> **Строки данных**:
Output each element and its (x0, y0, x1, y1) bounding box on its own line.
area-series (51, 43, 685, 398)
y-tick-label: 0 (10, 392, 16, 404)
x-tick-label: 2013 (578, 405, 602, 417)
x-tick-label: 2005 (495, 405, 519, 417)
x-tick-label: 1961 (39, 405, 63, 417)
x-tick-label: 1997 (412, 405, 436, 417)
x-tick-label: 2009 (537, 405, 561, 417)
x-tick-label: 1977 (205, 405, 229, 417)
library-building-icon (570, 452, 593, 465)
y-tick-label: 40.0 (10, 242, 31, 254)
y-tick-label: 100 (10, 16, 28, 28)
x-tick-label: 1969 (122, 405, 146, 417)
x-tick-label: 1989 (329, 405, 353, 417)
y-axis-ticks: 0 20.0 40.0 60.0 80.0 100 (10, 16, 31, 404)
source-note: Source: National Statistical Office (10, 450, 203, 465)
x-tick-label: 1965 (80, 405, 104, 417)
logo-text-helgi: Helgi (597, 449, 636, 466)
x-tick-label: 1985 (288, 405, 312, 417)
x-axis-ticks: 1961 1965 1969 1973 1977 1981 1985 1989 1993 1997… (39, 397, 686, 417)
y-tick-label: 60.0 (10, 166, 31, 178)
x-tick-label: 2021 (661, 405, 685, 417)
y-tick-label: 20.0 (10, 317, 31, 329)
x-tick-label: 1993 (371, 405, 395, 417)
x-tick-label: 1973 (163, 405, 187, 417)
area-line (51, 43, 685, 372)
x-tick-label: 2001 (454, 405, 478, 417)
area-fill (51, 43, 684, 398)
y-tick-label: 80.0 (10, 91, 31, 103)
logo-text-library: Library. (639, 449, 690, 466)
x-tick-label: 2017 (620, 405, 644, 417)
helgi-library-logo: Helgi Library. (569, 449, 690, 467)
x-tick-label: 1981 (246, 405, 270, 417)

> **Цель задания**:
Перепишите без изменений записи с самой первой строки до строки, содержащей «area-line (51, 43, 685, 372)», включая её.

> **Ответ к заданию**:
Output each element and its (x0, y0, x1, y1) bounding box on its own line.
area-series (51, 43, 685, 398)
y-tick-label: 0 (10, 392, 16, 404)
x-tick-label: 2013 (578, 405, 602, 417)
x-tick-label: 2005 (495, 405, 519, 417)
x-tick-label: 1961 (39, 405, 63, 417)
x-tick-label: 1997 (412, 405, 436, 417)
x-tick-label: 2009 (537, 405, 561, 417)
x-tick-label: 1977 (205, 405, 229, 417)
library-building-icon (570, 452, 593, 465)
y-tick-label: 40.0 (10, 242, 31, 254)
y-tick-label: 100 (10, 16, 28, 28)
x-tick-label: 1969 (122, 405, 146, 417)
x-tick-label: 1989 (329, 405, 353, 417)
y-axis-ticks: 0 20.0 40.0 60.0 80.0 100 (10, 16, 31, 404)
source-note: Source: National Statistical Office (10, 450, 203, 465)
x-tick-label: 1965 (80, 405, 104, 417)
logo-text-helgi: Helgi (597, 449, 636, 466)
x-tick-label: 1985 (288, 405, 312, 417)
x-axis-ticks: 1961 1965 1969 1973 1977 1981 1985 1989 1993 1997… (39, 397, 686, 417)
y-tick-label: 60.0 (10, 166, 31, 178)
x-tick-label: 2021 (661, 405, 685, 417)
y-tick-label: 20.0 (10, 317, 31, 329)
x-tick-label: 1993 (371, 405, 395, 417)
x-tick-label: 1973 (163, 405, 187, 417)
area-line (51, 43, 685, 372)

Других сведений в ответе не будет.